Reproduce word for word everything from the start of the material down to and including the line containing "item-ii-marker: (ii) [272,400,294,423]".
** start of Dataset rows **
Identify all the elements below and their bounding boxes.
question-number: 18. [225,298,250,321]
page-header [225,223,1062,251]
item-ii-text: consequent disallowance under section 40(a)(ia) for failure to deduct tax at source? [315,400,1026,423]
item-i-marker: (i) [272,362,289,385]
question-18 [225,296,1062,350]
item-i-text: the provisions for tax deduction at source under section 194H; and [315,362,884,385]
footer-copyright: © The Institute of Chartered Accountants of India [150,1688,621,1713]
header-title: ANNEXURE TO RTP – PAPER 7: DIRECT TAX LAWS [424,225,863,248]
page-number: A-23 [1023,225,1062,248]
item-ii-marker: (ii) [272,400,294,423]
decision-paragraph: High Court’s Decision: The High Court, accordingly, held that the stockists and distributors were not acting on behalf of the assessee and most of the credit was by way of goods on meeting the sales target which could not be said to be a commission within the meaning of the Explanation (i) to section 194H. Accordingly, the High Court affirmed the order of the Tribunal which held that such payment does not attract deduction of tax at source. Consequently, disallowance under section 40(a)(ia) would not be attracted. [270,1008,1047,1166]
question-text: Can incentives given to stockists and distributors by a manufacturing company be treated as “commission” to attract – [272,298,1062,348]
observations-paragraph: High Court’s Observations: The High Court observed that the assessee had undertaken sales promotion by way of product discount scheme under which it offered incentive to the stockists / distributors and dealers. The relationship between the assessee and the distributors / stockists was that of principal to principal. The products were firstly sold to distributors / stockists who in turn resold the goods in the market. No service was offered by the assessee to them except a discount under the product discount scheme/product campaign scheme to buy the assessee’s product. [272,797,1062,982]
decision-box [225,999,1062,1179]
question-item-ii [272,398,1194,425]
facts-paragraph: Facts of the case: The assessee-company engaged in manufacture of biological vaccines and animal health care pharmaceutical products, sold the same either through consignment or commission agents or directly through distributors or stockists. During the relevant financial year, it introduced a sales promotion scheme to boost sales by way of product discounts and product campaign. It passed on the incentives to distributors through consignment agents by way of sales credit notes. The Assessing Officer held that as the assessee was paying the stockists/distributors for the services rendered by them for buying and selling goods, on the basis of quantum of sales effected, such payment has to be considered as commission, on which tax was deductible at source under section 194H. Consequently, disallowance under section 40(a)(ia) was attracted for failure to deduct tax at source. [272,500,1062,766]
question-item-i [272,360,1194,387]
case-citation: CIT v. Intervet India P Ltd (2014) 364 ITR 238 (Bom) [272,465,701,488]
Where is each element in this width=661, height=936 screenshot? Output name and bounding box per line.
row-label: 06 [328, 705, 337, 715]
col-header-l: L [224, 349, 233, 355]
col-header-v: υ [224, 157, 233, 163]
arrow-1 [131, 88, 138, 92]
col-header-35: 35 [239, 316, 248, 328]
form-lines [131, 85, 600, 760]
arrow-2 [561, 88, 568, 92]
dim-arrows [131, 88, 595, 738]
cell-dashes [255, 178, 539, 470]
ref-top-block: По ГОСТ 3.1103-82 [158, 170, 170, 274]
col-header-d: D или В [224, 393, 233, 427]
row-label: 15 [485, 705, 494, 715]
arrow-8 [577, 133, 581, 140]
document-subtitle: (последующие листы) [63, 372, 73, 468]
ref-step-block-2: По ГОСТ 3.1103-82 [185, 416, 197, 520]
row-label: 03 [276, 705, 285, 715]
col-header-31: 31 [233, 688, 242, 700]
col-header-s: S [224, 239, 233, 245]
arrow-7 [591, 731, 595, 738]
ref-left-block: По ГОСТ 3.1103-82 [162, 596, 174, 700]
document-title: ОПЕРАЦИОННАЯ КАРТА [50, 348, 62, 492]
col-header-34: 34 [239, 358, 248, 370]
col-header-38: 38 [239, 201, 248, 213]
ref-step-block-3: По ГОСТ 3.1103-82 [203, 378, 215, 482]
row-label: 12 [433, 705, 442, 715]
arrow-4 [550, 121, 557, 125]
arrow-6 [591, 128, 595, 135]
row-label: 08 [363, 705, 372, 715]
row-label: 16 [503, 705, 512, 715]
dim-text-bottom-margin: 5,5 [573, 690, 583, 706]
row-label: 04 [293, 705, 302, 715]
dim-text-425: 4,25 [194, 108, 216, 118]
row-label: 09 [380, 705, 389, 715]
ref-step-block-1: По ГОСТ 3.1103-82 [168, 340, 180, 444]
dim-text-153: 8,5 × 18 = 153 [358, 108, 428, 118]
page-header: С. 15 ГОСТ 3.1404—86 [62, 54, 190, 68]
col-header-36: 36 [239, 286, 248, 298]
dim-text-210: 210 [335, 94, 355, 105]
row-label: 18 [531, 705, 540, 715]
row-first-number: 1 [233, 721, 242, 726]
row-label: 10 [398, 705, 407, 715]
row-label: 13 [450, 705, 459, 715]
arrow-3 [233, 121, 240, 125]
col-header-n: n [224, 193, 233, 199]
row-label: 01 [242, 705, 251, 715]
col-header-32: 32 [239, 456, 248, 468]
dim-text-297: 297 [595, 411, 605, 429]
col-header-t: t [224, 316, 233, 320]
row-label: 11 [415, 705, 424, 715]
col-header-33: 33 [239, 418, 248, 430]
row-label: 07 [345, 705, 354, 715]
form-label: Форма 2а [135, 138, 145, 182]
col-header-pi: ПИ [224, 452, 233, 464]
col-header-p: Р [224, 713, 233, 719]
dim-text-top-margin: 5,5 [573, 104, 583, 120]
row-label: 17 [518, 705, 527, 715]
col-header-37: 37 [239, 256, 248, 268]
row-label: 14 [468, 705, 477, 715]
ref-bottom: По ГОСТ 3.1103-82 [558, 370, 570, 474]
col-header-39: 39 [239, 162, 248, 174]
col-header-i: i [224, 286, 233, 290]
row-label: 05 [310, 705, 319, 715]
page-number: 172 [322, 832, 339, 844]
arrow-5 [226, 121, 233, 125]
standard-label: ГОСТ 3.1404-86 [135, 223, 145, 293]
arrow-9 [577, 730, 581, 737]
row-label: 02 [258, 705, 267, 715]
** end of Dataset rows **
:: Response for this exercise ::
Identify all the elements below and their bounding boxes.
question-number: 18. [225,298,250,321]
page-header [225,223,1062,251]
item-ii-text: consequent disallowance under section 40(a)(ia) for failure to deduct tax at source? [315,400,1026,423]
item-i-marker: (i) [272,362,289,385]
question-18 [225,296,1062,350]
item-i-text: the provisions for tax deduction at source under section 194H; and [315,362,884,385]
footer-copyright: © The Institute of Chartered Accountants of India [150,1688,621,1713]
header-title: ANNEXURE TO RTP – PAPER 7: DIRECT TAX LAWS [424,225,863,248]
page-number: A-23 [1023,225,1062,248]
item-ii-marker: (ii) [272,400,294,423]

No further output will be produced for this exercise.